- _What you have to do_
State the number of lines that include the string "CLACTON", and write nothing else.

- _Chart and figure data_
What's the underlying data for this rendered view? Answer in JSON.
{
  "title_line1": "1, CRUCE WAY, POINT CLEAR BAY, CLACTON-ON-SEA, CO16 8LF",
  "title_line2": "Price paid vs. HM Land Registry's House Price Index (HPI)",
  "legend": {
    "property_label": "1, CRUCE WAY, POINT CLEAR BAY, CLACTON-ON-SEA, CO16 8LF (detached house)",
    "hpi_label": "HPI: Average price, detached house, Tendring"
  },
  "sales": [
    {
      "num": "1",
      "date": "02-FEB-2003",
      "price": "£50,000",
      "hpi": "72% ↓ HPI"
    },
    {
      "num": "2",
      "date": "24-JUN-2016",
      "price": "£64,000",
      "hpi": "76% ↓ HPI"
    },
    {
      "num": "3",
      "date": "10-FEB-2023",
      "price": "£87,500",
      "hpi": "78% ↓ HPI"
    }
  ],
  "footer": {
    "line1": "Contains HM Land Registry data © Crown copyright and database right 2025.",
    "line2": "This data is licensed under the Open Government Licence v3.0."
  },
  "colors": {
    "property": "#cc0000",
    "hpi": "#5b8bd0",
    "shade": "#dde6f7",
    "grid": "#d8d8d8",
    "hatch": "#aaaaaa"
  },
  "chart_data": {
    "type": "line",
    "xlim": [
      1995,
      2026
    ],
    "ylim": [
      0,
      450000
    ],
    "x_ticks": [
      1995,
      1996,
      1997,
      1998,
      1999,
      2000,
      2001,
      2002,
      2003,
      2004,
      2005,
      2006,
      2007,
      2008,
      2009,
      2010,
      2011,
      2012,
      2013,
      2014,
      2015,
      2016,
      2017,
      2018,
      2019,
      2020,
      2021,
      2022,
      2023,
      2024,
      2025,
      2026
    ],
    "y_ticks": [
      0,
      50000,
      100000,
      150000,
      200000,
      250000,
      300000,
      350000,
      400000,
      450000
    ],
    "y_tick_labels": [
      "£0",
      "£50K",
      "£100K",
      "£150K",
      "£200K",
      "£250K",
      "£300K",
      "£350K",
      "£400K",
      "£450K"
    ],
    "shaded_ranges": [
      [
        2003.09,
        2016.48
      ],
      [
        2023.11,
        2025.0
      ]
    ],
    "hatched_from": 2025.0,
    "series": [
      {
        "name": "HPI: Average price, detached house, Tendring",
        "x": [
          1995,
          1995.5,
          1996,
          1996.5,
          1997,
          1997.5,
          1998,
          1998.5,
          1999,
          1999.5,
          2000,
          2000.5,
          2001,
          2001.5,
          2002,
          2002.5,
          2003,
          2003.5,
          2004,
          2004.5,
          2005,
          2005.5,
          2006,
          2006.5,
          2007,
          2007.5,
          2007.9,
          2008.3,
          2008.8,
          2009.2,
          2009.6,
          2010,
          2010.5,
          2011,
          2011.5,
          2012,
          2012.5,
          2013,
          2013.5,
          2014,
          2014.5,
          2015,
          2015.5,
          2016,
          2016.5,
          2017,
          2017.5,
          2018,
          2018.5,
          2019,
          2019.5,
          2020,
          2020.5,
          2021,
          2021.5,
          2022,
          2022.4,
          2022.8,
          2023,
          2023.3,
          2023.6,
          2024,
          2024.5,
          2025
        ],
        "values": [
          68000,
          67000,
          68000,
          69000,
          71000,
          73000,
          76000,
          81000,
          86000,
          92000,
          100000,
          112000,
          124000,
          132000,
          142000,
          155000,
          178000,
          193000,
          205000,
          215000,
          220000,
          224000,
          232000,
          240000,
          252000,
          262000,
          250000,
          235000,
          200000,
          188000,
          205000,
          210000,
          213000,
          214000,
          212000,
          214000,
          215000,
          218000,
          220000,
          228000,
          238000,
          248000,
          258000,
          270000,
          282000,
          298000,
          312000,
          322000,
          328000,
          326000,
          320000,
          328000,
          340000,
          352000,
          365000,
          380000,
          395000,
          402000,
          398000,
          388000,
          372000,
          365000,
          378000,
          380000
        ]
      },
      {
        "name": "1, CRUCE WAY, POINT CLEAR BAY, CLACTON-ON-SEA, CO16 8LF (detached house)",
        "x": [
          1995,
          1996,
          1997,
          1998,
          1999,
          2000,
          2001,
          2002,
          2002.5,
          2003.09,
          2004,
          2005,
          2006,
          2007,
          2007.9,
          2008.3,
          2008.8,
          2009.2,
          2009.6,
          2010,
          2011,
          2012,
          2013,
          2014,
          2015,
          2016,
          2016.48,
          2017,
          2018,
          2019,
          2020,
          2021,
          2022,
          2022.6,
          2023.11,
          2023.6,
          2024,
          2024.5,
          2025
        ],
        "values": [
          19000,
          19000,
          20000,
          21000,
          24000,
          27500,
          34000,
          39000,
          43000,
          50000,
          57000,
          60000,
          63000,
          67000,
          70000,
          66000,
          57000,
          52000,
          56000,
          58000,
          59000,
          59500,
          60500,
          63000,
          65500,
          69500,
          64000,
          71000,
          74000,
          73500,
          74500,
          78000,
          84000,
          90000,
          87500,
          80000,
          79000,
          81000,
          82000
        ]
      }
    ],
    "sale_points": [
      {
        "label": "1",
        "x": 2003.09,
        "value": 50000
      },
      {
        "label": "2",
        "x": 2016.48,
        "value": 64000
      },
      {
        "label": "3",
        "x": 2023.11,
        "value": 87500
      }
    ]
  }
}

- _Result below_
3